**WORK TO COMPLETE**
Wherever the word "with" appears in a line of the records, copy that line.

**DATA RECORDS**
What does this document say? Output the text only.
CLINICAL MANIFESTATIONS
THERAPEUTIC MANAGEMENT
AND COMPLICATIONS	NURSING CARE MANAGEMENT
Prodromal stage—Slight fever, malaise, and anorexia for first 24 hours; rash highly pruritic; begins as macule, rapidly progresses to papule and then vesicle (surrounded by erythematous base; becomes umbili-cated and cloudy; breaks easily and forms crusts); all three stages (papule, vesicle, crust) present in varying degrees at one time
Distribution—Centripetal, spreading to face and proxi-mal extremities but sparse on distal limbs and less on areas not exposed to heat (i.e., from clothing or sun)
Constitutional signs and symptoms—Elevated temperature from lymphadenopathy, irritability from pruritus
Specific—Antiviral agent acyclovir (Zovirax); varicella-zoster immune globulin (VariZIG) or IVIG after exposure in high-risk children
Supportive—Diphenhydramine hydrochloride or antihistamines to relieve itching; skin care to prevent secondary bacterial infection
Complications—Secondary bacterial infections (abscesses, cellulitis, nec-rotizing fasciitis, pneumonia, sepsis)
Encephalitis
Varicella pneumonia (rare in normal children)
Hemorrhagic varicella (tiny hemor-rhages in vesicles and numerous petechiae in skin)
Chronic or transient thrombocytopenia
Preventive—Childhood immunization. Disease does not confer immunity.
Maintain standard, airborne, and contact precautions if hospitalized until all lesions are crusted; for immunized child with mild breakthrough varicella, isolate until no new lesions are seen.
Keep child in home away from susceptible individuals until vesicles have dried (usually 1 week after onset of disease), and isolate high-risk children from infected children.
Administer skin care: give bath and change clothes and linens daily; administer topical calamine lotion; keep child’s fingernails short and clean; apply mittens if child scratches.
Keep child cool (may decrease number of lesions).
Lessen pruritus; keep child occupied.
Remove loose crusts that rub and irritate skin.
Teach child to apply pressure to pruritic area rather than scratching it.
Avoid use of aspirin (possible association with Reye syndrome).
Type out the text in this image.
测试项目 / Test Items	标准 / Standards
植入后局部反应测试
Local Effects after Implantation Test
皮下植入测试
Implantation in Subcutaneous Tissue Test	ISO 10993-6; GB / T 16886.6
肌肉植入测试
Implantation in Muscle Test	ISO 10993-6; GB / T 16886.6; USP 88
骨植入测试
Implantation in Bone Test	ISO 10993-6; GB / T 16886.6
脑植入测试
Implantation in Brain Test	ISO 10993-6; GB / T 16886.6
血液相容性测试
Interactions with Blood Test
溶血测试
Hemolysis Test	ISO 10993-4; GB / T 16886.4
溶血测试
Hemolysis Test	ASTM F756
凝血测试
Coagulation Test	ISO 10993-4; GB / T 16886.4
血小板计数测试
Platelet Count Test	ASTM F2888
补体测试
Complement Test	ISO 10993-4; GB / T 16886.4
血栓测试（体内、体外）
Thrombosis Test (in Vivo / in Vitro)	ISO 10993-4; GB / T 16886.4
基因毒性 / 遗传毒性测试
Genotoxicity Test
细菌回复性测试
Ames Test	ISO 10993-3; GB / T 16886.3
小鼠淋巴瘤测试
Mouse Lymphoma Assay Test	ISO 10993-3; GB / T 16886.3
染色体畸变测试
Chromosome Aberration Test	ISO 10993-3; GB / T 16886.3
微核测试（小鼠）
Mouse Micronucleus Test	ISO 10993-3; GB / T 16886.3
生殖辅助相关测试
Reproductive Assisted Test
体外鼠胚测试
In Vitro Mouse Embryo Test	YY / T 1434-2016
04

**RESPONSE TO THIS TASK**
Maintain standard, airborne, and contact precautions if hospitalized until all lesions are crusted; for immunized child with mild breakthrough varicella, isolate until no new lesions are seen.
Avoid use of aspirin (possible association with Reye syndrome).
Interactions with Blood Test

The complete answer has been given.